Work to do:
Pick out the lines below with "lugar" and list them.

### Data for this exercise

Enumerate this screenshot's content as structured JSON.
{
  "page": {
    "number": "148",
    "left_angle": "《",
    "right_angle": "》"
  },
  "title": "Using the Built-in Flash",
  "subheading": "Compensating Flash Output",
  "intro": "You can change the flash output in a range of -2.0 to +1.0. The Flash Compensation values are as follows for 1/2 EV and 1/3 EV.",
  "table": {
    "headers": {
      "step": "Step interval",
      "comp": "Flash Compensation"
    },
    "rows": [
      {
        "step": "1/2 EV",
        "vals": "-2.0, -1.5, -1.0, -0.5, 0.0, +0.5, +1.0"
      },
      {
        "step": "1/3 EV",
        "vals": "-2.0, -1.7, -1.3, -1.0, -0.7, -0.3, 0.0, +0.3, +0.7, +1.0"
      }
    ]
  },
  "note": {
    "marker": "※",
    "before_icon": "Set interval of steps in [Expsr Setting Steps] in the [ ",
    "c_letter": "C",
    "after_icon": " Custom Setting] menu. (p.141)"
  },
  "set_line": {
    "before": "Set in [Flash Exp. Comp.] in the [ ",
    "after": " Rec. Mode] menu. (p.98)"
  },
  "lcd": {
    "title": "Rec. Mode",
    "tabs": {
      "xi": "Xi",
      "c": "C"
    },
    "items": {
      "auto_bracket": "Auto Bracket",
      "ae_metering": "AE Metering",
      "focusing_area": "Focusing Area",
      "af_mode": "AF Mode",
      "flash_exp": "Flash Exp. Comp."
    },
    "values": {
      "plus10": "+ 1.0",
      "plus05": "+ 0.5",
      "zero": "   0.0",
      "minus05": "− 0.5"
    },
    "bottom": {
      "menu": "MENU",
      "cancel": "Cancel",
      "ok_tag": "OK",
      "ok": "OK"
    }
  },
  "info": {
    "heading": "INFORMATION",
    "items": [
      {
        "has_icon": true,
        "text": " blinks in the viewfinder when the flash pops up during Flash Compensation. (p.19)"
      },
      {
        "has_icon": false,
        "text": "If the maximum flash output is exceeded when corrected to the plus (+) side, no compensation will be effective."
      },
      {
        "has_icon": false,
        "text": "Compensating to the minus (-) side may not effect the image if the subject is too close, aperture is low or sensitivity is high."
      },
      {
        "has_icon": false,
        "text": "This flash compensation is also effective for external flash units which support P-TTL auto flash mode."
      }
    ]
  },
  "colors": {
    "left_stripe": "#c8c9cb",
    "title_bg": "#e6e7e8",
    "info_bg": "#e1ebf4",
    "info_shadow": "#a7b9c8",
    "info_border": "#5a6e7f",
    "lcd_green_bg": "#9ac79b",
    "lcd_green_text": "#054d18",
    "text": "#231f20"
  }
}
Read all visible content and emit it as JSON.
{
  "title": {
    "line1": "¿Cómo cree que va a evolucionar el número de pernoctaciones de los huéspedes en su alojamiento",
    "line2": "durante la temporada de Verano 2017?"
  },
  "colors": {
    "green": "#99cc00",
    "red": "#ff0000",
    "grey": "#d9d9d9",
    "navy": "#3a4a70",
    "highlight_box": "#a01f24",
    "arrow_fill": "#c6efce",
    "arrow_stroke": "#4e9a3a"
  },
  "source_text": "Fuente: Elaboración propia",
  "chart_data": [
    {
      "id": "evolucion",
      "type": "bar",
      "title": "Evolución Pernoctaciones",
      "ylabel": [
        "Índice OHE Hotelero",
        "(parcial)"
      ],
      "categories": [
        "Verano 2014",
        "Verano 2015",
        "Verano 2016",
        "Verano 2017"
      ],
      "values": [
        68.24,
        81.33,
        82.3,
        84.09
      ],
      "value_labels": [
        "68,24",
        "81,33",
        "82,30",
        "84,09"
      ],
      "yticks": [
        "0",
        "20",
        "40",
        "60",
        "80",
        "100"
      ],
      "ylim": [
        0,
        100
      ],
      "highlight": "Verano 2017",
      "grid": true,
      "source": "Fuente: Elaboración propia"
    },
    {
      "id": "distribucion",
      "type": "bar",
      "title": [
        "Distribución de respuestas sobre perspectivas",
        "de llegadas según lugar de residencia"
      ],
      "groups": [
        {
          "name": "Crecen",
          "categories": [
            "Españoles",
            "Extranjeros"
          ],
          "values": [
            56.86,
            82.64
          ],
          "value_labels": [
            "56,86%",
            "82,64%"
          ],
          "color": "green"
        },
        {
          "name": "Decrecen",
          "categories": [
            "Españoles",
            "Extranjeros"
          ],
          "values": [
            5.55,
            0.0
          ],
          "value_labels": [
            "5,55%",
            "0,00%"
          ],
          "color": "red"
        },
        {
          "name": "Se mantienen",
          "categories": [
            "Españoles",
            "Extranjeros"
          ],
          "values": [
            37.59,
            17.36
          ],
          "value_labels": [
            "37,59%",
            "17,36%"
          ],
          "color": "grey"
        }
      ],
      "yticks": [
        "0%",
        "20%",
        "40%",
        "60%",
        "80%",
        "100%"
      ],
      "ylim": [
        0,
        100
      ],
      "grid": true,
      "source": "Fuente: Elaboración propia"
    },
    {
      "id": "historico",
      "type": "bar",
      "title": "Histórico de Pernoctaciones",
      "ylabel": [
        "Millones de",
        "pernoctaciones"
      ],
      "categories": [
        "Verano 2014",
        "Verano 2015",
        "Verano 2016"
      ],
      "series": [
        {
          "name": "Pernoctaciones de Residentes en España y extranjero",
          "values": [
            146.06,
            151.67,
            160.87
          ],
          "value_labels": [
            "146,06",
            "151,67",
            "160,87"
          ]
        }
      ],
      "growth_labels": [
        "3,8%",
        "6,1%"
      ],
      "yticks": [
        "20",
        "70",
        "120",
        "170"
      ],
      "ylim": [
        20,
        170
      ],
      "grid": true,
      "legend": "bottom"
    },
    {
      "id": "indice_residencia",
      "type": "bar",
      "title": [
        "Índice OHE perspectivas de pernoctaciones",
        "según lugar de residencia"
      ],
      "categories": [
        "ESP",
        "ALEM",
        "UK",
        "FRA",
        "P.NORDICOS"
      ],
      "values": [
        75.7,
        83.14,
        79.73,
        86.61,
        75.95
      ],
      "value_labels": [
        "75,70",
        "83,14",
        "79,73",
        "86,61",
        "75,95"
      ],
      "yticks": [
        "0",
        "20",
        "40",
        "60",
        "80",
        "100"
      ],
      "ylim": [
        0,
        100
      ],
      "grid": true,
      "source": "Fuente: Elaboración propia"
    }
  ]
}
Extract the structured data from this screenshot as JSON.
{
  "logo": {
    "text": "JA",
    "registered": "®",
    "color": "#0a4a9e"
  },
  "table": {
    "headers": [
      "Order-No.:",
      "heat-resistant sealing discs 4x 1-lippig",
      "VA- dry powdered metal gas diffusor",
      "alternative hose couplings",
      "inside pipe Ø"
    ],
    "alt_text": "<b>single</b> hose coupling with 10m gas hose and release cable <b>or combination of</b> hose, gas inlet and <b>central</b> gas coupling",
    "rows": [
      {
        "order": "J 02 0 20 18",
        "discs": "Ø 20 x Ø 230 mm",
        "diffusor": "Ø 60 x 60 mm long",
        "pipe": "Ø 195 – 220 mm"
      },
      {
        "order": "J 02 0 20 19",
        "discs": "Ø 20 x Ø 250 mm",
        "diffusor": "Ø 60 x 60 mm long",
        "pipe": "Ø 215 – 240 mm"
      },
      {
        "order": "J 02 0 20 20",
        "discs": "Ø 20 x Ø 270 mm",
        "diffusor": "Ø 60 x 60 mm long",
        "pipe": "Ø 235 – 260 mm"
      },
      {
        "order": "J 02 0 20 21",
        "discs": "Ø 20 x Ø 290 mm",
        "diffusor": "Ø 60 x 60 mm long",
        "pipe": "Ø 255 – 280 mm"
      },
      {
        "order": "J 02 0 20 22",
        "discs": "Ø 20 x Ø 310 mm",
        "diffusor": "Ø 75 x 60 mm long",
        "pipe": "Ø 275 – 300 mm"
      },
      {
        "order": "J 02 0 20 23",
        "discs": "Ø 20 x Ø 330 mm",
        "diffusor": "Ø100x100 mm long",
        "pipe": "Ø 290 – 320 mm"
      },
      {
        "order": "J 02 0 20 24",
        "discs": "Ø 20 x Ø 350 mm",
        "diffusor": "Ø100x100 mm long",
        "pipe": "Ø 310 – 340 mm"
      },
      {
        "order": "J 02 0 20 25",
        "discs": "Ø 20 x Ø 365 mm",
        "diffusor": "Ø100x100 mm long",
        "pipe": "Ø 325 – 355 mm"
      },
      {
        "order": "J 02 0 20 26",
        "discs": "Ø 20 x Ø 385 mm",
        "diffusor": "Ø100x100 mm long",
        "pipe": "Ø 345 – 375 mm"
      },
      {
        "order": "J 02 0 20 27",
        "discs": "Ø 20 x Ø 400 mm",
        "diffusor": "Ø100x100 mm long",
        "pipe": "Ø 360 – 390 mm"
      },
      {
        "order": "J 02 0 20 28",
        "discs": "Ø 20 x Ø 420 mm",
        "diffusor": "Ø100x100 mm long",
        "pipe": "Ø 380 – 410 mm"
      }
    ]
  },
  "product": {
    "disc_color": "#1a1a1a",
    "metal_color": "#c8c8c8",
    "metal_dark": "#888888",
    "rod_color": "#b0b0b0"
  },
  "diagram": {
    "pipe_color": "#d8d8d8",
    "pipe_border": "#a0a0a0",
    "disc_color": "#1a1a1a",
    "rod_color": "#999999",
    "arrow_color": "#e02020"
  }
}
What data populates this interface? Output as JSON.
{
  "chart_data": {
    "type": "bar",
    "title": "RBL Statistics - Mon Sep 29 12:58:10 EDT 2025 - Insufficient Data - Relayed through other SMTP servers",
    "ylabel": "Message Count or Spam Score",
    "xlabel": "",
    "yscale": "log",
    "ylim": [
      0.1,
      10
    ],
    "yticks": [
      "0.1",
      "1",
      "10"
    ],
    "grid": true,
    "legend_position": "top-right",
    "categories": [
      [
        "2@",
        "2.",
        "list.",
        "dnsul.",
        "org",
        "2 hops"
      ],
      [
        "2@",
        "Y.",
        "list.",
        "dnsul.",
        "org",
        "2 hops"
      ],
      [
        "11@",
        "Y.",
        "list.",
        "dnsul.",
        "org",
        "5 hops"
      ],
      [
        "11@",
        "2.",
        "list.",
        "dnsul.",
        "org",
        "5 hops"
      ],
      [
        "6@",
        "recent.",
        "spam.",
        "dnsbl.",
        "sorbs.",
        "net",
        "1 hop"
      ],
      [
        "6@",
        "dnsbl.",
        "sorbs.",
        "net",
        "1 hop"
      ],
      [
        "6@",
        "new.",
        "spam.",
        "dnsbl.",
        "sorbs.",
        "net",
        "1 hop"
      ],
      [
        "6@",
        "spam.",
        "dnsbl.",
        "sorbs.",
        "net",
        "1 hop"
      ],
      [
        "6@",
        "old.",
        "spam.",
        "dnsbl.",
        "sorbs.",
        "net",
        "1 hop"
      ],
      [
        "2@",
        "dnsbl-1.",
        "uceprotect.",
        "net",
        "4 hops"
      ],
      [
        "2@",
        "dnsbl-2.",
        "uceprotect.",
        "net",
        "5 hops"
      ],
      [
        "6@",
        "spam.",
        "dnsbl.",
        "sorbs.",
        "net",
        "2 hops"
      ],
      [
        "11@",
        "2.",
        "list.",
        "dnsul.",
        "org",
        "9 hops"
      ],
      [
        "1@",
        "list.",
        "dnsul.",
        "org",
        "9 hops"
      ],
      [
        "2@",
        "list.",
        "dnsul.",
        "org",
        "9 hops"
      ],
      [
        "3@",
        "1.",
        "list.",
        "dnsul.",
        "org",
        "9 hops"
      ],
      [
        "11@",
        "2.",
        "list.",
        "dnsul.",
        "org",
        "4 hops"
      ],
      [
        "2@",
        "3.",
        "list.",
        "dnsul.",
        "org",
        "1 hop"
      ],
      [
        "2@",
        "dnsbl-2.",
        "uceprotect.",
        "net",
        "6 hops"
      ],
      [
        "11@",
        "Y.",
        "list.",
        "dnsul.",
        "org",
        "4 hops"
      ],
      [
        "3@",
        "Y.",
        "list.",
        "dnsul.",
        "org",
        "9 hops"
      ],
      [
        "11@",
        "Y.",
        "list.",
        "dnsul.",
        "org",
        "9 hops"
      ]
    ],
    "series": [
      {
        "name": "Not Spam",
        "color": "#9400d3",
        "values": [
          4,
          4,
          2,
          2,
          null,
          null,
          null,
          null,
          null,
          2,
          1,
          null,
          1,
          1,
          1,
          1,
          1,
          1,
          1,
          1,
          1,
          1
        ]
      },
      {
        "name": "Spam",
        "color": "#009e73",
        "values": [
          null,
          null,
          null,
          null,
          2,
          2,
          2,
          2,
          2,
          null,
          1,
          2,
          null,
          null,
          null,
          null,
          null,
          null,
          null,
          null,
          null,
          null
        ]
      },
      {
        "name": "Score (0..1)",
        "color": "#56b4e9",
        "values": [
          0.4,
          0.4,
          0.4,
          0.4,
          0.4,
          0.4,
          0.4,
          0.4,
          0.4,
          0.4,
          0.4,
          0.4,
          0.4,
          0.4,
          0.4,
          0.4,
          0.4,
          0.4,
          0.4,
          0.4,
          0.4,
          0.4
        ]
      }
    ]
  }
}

######

Final result:
        "de llegadas según lugar de residencia"
        "según lugar de residencia"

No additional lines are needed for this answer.